Direction
Quote all entries in full, exactly.

Dataset listings of figures
***

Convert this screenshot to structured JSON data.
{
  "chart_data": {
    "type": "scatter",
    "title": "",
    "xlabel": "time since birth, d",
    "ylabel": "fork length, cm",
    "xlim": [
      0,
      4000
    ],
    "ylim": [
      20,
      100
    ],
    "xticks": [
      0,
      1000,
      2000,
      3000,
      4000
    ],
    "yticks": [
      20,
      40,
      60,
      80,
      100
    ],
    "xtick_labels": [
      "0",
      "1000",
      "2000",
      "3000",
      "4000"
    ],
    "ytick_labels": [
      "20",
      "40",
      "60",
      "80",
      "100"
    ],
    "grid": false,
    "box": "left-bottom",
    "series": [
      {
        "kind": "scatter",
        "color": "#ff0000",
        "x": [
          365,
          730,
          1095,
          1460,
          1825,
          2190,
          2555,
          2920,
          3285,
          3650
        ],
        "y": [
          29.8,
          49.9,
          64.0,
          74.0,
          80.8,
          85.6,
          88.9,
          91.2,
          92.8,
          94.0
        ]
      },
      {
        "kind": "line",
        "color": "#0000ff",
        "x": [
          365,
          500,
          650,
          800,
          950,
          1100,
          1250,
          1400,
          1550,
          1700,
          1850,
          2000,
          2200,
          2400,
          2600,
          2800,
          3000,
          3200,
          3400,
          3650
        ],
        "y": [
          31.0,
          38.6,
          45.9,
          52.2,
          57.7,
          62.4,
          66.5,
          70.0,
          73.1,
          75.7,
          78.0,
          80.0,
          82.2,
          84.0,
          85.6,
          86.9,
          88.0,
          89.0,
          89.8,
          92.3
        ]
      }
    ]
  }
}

***

Exercise response
Convert this screenshot to structured JSON data.
{
  "chart_data": {
    "type": "scatter",
    "title": "",
    "xlabel": "time since birth, d",
    "ylabel": "fork length, cm",
    "xlim": [
      0,
      4000
    ],
    "ylim": [
      20,
      100
    ],
    "xticks": [
      0,
      1000,
      2000,
      3000,
      4000
    ],
    "yticks": [
      20,
      40,
      60,
      80,
      100
    ],
    "xtick_labels": [
      "0",
      "1000",
      "2000",
      "3000",
      "4000"
    ],
    "ytick_labels": [
      "20",
      "40",
      "60",
      "80",
      "100"
    ],
    "grid": false,
    "box": "left-bottom",
    "series": [
      {
        "kind": "scatter",
        "color": "#ff0000",
        "x": [
          365,
          730,
          1095,
          1460,
          1825,
          2190,
          2555,
          2920,
          3285,
          3650
        ],
        "y": [
          29.8,
          49.9,
          64.0,
          74.0,
          80.8,
          85.6,
          88.9,
          91.2,
          92.8,
          94.0
        ]
      },
      {
        "kind": "line",
        "color": "#0000ff",
        "x": [
          365,
          500,
          650,
          800,
          950,
          1100,
          1250,
          1400,
          1550,
          1700,
          1850,
          2000,
          2200,
          2400,
          2600,
          2800,
          3000,
          3200,
          3400,
          3650
        ],
        "y": [
          31.0,
          38.6,
          45.9,
          52.2,
          57.7,
          62.4,
          66.5,
          70.0,
          73.1,
          75.7,
          78.0,
          80.0,
          82.2,
          84.0,
          85.6,
          86.9,
          88.0,
          89.0,
          89.8,
          92.3
        ]
      }
    ]
  }
}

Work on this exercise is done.